◆ EXERCISE: Determine how many lines carry the word "Total". Output that number only.

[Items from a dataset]
◇ ◇ ◇ ◇ ◇ ◇ ◇
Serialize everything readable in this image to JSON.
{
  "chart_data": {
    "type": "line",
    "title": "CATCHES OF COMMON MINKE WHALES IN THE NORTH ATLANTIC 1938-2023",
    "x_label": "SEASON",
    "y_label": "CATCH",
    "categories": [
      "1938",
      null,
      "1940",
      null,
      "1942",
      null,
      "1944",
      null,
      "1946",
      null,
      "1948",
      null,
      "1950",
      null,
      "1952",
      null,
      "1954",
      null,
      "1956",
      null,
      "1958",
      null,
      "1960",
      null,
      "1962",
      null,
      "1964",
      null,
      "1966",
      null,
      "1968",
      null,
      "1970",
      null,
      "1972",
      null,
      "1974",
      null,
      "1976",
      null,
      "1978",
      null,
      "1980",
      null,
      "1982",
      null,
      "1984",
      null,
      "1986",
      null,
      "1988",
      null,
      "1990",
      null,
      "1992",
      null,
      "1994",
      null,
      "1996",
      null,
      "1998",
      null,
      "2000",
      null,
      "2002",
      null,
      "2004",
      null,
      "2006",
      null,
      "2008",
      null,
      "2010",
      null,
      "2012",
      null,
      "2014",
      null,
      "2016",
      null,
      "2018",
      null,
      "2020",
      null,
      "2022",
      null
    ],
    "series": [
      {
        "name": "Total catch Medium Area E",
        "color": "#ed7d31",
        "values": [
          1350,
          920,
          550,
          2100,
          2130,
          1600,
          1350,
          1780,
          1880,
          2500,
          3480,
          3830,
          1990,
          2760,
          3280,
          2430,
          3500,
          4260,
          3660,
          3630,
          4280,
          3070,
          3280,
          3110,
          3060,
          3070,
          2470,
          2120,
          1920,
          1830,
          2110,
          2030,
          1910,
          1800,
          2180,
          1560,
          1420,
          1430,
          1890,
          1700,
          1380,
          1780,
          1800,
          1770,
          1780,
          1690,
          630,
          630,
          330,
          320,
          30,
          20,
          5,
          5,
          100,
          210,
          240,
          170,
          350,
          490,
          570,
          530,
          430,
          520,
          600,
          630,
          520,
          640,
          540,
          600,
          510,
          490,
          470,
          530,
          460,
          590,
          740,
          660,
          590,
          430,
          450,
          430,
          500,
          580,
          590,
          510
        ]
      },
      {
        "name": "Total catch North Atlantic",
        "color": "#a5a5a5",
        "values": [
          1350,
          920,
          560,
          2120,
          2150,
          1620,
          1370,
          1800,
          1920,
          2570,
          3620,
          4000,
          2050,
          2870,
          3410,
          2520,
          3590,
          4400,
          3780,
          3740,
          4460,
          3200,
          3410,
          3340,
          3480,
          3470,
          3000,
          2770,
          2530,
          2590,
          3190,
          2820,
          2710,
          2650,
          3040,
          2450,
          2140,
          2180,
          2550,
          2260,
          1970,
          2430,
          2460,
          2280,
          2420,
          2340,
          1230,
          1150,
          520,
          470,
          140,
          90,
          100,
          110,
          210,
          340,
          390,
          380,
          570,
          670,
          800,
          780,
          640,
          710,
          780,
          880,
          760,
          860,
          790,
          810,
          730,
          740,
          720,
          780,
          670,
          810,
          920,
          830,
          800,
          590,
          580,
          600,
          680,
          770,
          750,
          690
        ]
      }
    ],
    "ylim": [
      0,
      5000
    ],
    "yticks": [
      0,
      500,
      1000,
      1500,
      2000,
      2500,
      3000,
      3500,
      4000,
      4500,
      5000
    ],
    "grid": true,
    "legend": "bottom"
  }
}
◇ ◇ ◇ ◇ ◇ ◇ ◇
◆ EXERCISE RESULT: 2